PROBLEM DESCRIPTION:
Search the material for the word "最小话费是" and report each line where it turns up.

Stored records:
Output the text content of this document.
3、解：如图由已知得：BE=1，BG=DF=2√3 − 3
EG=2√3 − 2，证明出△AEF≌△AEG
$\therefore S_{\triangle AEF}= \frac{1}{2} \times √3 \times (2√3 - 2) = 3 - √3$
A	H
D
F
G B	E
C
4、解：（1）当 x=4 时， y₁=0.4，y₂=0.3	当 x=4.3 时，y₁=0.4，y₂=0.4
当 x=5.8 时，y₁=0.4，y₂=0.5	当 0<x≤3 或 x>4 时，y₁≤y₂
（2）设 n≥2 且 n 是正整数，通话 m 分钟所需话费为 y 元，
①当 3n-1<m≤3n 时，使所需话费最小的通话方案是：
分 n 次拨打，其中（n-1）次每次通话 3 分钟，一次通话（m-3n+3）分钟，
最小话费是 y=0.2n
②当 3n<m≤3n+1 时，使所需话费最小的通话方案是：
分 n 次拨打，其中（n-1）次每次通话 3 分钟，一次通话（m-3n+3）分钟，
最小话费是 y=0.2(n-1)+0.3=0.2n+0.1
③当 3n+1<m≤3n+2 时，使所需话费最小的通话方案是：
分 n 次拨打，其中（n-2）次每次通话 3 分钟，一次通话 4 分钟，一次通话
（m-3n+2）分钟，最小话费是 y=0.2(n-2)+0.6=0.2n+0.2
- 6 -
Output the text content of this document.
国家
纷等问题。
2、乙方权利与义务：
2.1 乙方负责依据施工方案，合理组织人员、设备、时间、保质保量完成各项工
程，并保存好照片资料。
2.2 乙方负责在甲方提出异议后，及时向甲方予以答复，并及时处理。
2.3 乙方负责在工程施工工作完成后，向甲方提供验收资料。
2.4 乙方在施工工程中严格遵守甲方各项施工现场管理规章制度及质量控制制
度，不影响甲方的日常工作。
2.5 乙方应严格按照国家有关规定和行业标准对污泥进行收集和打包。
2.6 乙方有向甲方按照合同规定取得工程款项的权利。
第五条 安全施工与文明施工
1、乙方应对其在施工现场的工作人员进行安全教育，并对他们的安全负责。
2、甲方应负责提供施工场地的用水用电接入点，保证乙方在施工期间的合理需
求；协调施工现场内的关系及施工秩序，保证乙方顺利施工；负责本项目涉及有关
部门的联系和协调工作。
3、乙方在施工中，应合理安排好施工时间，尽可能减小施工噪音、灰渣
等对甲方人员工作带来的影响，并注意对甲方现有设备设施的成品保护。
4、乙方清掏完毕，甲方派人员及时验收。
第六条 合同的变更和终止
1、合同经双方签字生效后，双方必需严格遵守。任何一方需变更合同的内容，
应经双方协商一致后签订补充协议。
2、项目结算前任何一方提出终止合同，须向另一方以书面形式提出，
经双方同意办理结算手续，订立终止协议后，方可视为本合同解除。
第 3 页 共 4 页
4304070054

RESPONSE TO THE TASK:
最小话费是 y=0.2n
最小话费是 y=0.2(n-1)+0.3=0.2n+0.1
（m-3n+2）分钟，最小话费是 y=0.2(n-2)+0.6=0.2n+0.2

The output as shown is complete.